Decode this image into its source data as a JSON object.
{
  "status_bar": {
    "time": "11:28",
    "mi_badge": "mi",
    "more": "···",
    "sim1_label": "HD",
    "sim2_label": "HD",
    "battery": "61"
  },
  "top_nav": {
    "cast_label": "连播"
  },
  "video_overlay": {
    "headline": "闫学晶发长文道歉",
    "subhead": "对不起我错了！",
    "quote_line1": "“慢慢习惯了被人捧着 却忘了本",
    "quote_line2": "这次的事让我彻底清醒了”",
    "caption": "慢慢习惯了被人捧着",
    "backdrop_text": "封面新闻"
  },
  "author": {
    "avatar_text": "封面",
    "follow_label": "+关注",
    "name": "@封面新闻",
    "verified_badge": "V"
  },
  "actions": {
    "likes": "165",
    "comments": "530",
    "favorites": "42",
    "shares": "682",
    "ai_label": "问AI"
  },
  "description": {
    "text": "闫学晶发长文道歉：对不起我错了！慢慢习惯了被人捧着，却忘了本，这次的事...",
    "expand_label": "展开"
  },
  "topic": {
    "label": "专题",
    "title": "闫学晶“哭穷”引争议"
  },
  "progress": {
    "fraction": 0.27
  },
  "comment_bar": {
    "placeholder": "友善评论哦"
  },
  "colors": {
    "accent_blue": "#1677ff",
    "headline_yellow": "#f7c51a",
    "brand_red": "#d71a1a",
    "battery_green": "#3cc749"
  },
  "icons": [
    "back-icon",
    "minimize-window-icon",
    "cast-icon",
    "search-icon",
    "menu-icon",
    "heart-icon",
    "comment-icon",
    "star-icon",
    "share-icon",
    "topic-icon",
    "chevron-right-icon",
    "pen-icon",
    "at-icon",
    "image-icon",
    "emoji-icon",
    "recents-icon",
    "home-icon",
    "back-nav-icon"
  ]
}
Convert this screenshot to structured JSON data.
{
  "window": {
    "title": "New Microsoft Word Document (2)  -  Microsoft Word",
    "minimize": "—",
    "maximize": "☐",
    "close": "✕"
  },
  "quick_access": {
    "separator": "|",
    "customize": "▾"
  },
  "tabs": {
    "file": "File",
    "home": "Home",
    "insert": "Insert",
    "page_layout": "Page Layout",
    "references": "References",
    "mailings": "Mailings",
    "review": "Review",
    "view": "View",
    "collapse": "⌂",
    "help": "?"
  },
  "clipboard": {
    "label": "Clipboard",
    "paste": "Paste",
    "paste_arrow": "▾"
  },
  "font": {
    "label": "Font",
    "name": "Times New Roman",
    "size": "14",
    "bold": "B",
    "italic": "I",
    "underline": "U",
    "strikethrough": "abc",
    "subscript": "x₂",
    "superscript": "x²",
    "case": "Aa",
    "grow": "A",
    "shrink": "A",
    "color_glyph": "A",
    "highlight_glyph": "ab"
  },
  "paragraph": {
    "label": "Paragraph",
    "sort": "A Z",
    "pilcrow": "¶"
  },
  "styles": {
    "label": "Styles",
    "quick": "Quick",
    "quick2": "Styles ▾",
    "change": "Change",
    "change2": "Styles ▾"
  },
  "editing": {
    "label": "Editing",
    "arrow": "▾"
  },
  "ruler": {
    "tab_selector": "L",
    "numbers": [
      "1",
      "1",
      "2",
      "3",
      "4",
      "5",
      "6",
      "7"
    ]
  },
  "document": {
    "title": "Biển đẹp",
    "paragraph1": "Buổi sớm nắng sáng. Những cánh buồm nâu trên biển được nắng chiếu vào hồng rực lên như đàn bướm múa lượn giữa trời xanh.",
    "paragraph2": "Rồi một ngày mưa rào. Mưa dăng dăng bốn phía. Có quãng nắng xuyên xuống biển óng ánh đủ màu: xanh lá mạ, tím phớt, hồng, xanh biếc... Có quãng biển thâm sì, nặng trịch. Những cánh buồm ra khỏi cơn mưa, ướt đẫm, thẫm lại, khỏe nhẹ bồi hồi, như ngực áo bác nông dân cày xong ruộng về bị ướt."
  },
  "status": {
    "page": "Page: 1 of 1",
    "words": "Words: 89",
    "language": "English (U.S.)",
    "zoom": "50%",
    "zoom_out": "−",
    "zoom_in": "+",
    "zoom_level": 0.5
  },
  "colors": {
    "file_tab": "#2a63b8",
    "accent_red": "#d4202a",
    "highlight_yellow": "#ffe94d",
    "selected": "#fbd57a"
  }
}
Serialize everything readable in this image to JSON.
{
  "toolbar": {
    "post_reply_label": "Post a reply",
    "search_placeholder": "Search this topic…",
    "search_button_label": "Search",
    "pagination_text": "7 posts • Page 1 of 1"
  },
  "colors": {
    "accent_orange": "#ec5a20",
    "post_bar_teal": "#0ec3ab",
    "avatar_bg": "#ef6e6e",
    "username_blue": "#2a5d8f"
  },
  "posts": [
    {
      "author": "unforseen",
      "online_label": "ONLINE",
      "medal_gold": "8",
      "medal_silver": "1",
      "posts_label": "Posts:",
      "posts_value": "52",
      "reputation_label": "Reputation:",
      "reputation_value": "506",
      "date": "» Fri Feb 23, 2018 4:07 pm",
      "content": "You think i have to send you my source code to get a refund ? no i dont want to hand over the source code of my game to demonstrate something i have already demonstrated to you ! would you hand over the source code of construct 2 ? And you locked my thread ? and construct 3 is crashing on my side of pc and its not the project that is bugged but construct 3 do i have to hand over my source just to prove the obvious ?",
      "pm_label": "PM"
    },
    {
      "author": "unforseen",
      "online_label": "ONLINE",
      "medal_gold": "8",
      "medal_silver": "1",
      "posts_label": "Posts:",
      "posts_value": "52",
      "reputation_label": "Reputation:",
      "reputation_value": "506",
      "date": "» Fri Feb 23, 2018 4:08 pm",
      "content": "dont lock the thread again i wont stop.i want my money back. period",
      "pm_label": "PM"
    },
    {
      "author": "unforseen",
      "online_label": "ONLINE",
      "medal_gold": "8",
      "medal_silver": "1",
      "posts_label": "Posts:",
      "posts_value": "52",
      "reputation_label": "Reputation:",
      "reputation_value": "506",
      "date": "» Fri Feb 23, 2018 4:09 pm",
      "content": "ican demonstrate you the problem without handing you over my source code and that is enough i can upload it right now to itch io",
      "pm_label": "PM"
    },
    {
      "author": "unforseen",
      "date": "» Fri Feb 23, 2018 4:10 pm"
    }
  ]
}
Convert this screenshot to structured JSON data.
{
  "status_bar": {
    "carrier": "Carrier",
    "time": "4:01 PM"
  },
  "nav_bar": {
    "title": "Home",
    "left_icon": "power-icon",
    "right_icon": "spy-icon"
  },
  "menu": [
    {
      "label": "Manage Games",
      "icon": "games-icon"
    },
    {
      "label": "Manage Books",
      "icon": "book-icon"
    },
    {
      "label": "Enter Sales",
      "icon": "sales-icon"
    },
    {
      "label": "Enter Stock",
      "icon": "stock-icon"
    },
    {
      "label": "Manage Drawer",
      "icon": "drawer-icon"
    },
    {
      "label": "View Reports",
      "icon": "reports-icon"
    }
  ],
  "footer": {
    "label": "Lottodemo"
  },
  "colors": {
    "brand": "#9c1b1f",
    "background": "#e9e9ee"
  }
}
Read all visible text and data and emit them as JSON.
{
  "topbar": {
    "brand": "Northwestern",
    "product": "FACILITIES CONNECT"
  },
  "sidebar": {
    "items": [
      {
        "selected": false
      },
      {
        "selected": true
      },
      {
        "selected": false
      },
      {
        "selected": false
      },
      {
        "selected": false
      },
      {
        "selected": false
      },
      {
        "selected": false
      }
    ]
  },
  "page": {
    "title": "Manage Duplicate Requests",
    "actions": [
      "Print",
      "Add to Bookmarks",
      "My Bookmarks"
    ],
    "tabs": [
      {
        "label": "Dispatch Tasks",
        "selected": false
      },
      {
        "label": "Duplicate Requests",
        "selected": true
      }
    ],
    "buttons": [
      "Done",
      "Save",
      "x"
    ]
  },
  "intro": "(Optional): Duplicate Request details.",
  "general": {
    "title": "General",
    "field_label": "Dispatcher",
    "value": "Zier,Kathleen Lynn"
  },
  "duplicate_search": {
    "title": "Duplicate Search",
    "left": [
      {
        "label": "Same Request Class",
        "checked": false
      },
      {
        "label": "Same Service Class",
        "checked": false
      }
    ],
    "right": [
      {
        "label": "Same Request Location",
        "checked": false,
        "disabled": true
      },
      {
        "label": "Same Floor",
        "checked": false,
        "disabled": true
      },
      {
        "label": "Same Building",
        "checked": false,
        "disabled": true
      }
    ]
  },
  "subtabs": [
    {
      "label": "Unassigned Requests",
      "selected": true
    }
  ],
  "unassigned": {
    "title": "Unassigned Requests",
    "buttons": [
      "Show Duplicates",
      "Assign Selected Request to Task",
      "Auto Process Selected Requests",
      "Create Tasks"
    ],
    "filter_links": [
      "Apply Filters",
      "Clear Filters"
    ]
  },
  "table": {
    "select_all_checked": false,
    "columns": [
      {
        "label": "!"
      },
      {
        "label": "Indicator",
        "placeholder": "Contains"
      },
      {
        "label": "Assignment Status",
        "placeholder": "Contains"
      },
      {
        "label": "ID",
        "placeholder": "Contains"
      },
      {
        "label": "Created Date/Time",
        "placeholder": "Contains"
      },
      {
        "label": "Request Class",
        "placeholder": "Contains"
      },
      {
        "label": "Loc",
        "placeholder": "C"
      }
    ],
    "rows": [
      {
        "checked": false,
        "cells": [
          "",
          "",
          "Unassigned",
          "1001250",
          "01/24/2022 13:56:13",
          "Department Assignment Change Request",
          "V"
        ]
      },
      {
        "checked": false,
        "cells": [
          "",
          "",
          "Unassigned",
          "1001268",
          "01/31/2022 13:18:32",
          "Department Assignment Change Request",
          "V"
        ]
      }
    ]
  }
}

------------------------------------------------------------

== AIM OF THE TASK ==
Pick out the lines above that hold the string "source" and show them.

== COMPLETE OUTPUT ==
Decode this image into its source data as a JSON object.
      "content": "You think i have to send you my source code to get a refund ? no i dont want to hand over the source code of my game to demonstrate something i have already demonstrated to you ! would you hand over the source code of construct 2 ? And you locked my thread ? and construct 3 is crashing on my side of pc and its not the project that is bugged but construct 3 do i have to hand over my source just to prove the obvious ?",
      "content": "ican demonstrate you the problem without handing you over my source code and that is enough i can upload it right now to itch io",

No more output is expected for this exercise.